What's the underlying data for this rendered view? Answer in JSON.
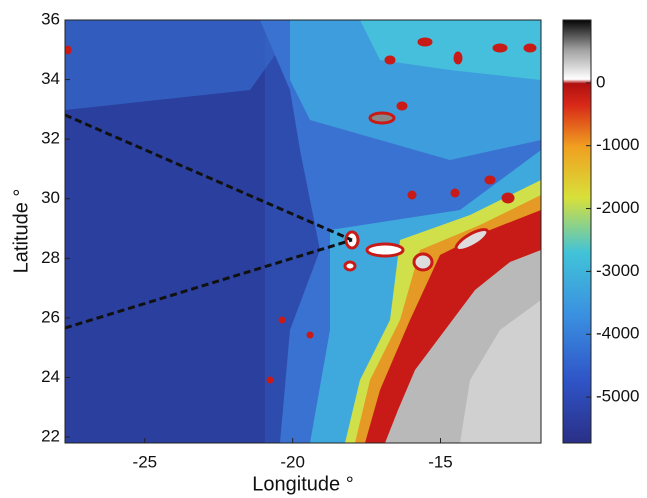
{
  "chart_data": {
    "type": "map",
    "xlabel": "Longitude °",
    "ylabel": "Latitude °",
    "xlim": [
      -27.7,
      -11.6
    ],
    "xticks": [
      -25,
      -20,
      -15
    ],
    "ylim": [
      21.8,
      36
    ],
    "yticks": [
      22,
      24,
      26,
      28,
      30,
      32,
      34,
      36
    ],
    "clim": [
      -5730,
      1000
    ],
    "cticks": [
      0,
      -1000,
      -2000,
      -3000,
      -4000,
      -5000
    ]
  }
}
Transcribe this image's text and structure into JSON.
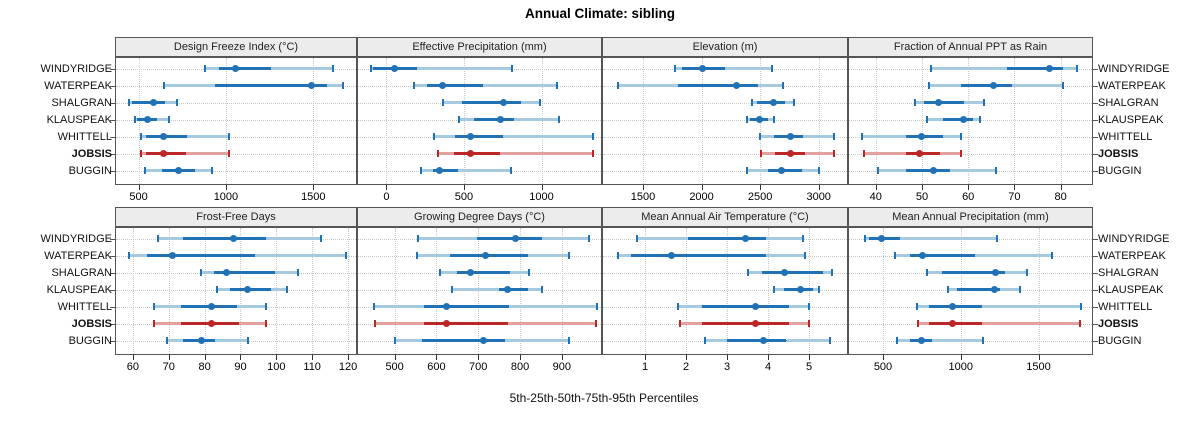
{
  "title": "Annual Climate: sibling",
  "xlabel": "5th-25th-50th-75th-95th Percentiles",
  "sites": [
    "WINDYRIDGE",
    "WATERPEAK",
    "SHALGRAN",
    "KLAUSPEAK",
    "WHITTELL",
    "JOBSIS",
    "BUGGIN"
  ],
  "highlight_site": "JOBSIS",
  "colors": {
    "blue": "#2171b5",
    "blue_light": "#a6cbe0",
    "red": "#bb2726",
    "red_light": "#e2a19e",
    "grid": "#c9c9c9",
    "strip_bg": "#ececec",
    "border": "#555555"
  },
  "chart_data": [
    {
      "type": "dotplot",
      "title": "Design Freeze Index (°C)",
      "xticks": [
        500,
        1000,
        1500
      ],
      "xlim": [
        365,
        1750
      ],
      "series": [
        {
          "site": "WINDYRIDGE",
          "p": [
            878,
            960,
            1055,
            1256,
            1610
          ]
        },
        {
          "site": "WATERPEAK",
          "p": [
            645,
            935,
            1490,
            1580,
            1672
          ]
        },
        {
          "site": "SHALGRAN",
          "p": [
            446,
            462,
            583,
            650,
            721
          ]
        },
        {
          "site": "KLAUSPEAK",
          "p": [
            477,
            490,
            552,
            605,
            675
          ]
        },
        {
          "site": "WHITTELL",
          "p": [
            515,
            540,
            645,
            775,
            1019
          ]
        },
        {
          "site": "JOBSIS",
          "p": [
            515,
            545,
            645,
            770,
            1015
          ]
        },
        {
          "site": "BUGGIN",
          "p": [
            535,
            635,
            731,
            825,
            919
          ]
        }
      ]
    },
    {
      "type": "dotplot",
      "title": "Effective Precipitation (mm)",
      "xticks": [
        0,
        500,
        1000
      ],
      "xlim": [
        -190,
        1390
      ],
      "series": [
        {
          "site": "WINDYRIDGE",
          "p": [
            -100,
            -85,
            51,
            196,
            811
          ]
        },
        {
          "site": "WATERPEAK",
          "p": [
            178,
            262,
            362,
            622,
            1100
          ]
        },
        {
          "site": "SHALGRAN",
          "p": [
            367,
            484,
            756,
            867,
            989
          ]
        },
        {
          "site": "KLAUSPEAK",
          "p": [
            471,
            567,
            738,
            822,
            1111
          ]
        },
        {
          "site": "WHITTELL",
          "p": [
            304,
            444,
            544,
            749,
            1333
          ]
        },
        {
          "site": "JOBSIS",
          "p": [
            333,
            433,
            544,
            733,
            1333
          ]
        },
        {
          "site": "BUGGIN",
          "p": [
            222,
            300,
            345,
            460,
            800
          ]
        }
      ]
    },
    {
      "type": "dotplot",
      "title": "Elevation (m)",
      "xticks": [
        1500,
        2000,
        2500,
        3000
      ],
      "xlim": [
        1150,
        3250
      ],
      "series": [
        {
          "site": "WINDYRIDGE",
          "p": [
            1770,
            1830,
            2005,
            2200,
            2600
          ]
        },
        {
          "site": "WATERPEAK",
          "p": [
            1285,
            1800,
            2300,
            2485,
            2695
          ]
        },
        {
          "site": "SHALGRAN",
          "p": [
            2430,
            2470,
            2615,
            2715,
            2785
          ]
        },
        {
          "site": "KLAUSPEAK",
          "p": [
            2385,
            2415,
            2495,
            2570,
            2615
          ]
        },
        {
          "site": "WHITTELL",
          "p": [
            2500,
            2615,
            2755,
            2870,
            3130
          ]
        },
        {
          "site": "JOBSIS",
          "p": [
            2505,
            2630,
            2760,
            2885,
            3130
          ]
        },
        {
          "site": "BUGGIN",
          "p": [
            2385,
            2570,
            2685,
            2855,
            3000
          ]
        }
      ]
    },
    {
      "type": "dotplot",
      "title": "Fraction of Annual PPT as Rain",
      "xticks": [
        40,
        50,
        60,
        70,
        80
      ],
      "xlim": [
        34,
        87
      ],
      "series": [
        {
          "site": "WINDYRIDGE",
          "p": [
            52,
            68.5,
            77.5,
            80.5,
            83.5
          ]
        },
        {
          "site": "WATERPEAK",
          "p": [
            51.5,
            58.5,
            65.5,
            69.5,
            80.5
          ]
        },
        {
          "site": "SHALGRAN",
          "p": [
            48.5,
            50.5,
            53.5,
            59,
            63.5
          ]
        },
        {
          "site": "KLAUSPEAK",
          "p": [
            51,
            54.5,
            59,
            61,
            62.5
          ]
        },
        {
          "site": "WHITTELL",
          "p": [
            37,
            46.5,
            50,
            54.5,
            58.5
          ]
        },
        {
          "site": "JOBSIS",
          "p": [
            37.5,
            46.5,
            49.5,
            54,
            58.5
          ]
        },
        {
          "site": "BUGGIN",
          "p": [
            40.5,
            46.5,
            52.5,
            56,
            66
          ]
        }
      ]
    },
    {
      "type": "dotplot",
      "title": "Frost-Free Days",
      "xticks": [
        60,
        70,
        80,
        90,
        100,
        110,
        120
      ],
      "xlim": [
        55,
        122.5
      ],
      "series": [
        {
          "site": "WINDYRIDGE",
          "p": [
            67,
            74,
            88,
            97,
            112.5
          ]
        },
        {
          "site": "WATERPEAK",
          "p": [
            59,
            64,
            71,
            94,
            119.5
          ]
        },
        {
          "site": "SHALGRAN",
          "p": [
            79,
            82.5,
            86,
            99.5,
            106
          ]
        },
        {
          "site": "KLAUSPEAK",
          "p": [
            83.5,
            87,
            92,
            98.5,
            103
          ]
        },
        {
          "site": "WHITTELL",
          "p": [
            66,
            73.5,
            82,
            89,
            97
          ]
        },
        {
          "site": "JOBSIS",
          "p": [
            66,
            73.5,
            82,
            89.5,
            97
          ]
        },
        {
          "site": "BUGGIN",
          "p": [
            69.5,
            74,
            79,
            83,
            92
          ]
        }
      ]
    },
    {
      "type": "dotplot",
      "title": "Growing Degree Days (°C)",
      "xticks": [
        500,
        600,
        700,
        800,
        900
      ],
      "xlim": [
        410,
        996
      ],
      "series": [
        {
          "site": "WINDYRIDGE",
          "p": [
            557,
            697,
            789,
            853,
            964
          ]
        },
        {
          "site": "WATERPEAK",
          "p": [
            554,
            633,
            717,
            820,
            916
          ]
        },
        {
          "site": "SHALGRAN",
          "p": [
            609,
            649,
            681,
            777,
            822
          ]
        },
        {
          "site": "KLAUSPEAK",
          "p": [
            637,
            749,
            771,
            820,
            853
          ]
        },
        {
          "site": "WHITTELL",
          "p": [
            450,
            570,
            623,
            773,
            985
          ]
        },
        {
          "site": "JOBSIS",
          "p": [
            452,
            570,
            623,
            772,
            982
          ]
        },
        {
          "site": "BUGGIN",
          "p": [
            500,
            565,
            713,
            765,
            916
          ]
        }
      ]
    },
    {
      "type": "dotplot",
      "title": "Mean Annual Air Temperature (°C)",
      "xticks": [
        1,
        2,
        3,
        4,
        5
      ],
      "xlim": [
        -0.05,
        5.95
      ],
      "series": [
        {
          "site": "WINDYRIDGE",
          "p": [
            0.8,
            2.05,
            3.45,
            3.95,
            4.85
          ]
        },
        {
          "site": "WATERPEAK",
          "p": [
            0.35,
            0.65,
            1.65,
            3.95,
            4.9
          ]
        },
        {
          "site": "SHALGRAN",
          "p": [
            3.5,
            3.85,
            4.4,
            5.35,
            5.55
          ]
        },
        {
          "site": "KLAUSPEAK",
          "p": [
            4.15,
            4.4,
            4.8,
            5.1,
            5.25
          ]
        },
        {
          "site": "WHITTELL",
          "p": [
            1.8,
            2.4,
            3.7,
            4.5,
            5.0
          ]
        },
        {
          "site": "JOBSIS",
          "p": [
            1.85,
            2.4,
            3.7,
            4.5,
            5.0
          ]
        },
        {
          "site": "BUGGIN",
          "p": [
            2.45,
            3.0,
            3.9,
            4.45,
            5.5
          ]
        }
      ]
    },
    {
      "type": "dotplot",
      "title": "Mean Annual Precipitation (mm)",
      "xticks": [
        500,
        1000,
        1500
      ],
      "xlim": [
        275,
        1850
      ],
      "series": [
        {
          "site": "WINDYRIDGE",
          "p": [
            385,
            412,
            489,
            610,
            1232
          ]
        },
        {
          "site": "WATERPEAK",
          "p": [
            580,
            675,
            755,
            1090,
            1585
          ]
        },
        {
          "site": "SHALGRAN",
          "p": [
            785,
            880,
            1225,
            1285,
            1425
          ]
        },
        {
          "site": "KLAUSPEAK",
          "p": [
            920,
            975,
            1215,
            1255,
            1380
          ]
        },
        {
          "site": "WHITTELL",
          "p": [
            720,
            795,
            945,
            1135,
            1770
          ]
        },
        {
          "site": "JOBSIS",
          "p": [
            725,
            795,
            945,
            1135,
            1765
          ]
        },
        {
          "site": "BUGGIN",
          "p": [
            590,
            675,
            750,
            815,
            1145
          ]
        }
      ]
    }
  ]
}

☆ ☆ ☆ ☆ ☆

From the entries above, select each line containing the string "Days".

      "title": "Frost-Free Days",
      "title": "Growing Degree Days (°C)",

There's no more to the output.